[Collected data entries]
------

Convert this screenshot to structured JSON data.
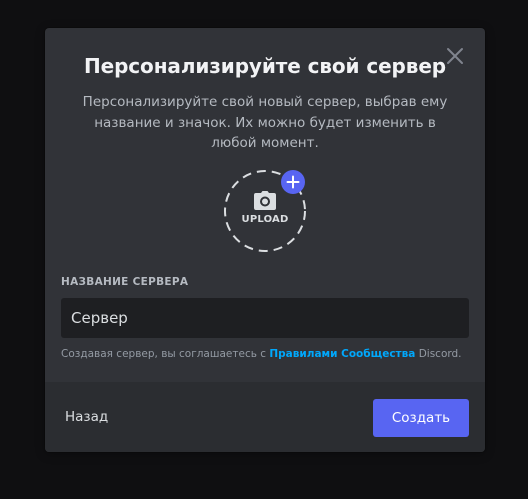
{
  "modal": {
    "title": "Персонализируйте свой сервер",
    "subtitle": "Персонализируйте свой новый сервер, выбрав ему название и значок. Их можно будет изменить в любой момент."
  },
  "upload": {
    "label": "UPLOAD",
    "camera_icon": "camera-icon",
    "plus_icon": "plus-icon"
  },
  "form": {
    "server_name_label": "НАЗВАНИЕ СЕРВЕРА",
    "server_name_value": "Сервер"
  },
  "terms": {
    "prefix": "Создавая сервер, вы соглашаетесь с ",
    "link": "Правилами Сообщества",
    "suffix": " Discord."
  },
  "footer": {
    "back_label": "Назад",
    "create_label": "Создать"
  },
  "colors": {
    "accent": "#5865f2",
    "link": "#00a8fc",
    "modal_bg": "#313338",
    "footer_bg": "#2b2d31",
    "input_bg": "#1e1f22"
  }
}
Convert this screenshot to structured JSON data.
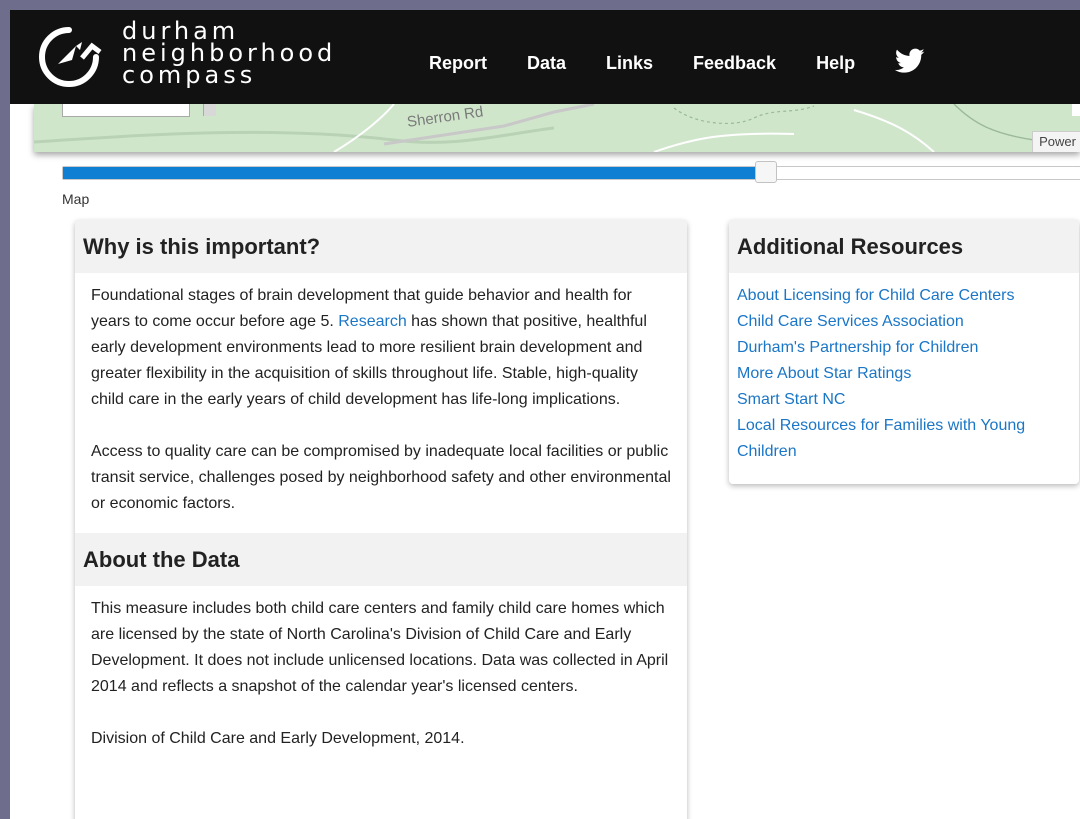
{
  "header": {
    "logo_lines": [
      "durham",
      "neighborhood",
      "compass"
    ],
    "nav": [
      "Report",
      "Data",
      "Links",
      "Feedback",
      "Help"
    ],
    "twitter_icon": "twitter-icon"
  },
  "map": {
    "road_label": "Sherron Rd",
    "powered_label": "Power"
  },
  "slider": {
    "value_percent": 70,
    "label": "Map"
  },
  "why": {
    "title": "Why is this important?",
    "p1_before": "Foundational stages of brain development that guide behavior and health for years to come occur before age 5. ",
    "p1_link": "Research",
    "p1_after": " has shown that positive, healthful early development environments lead to more resilient brain development and greater flexibility in the acquisition of skills throughout life. Stable, high-quality child care in the early years of child development has life-long implications.",
    "p2": "Access to quality care can be compromised by inadequate local facilities or public transit service, challenges posed by neighborhood safety and other environmental or economic factors."
  },
  "about": {
    "title": "About the Data",
    "p1": "This measure includes both child care centers and family child care homes which are licensed by the state of North Carolina's Division of Child Care and Early Development. It does not include unlicensed locations. Data was collected in April 2014 and reflects a snapshot of the calendar year's licensed centers.",
    "p2": "Division of Child Care and Early Development, 2014."
  },
  "resources": {
    "title": "Additional Resources",
    "links": [
      "About Licensing for Child Care Centers",
      "Child Care Services Association",
      "Durham's Partnership for Children",
      "More About Star Ratings",
      "Smart Start NC",
      "Local Resources for Families with Young Children"
    ]
  },
  "colors": {
    "header_bg": "#111111",
    "link": "#1a76c6",
    "slider_fill": "#0f7fd3",
    "map_green": "#cfe6cb"
  }
}
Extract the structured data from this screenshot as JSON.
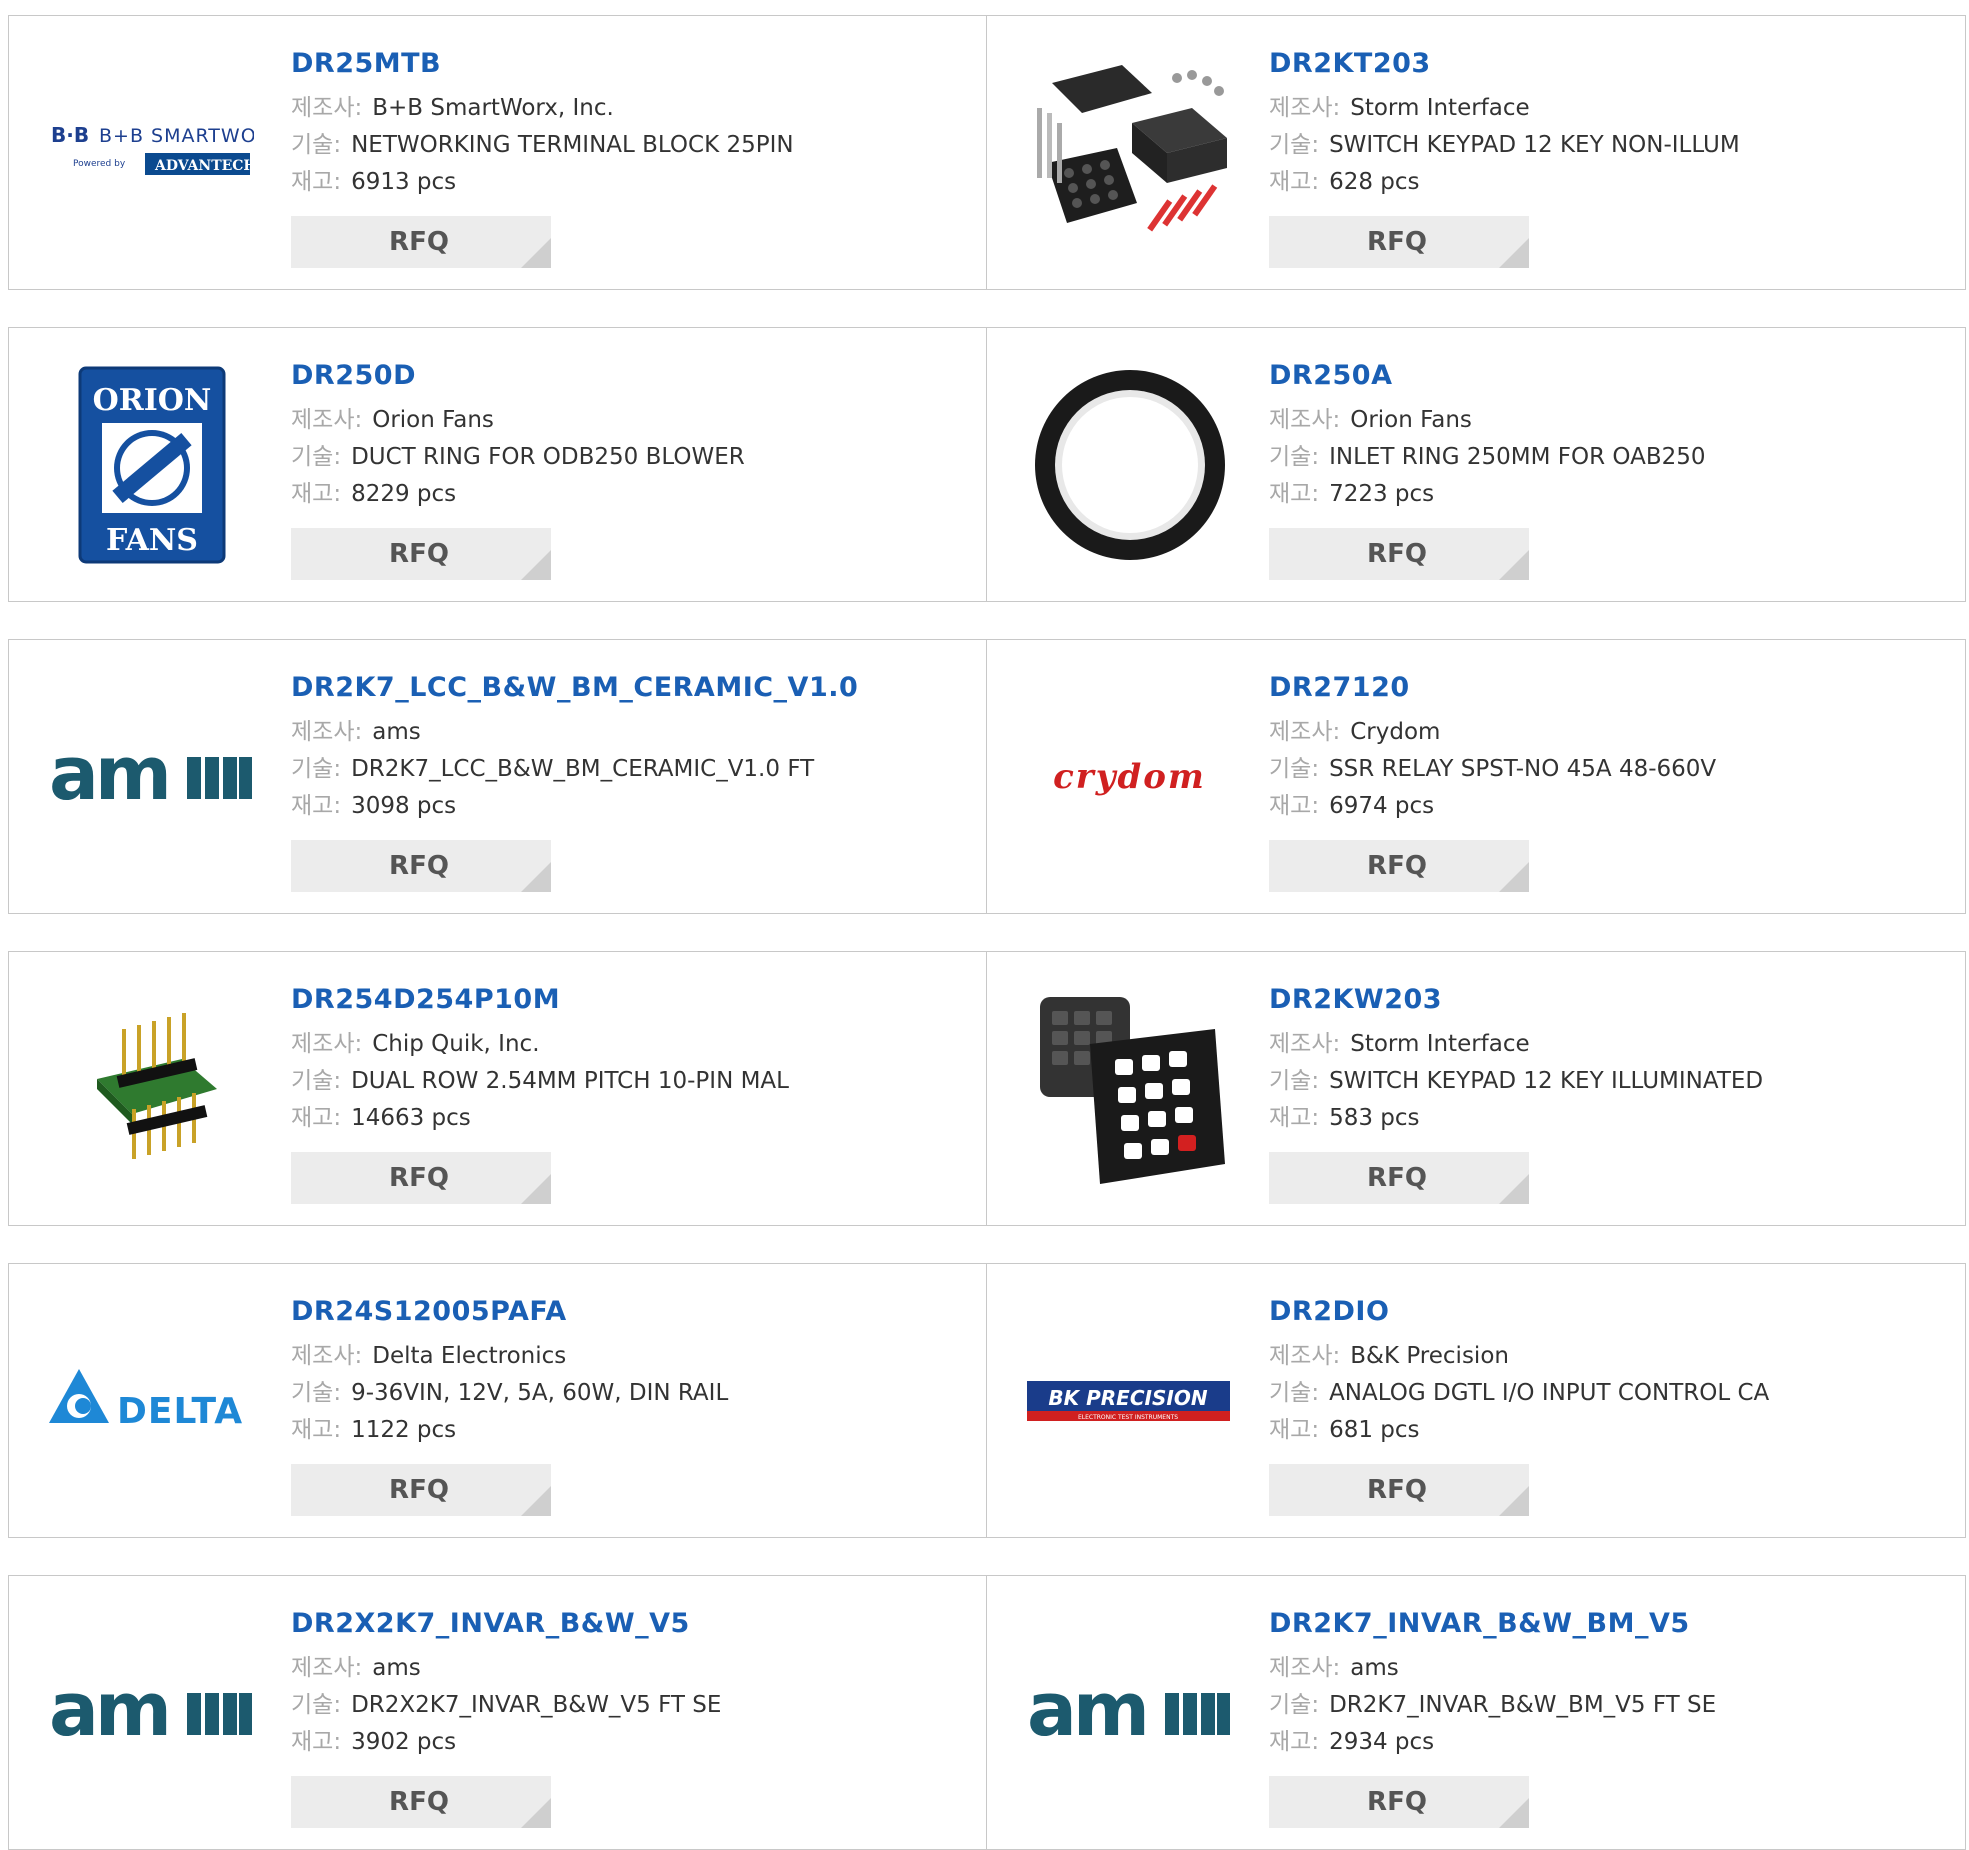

------

# Task statement
Within the material above, find the lines that contain the word "years"; copy them.

# Response to the task
    "p1_before": "Foundational stages of brain development that guide behavior and health for years to come occur before age 5. ",
    "p1_after": " has shown that positive, healthful early development environments lead to more resilient brain development and greater flexibility in the acquisition of skills throughout life. Stable, high-quality child care in the early years of child development has life-long implications.",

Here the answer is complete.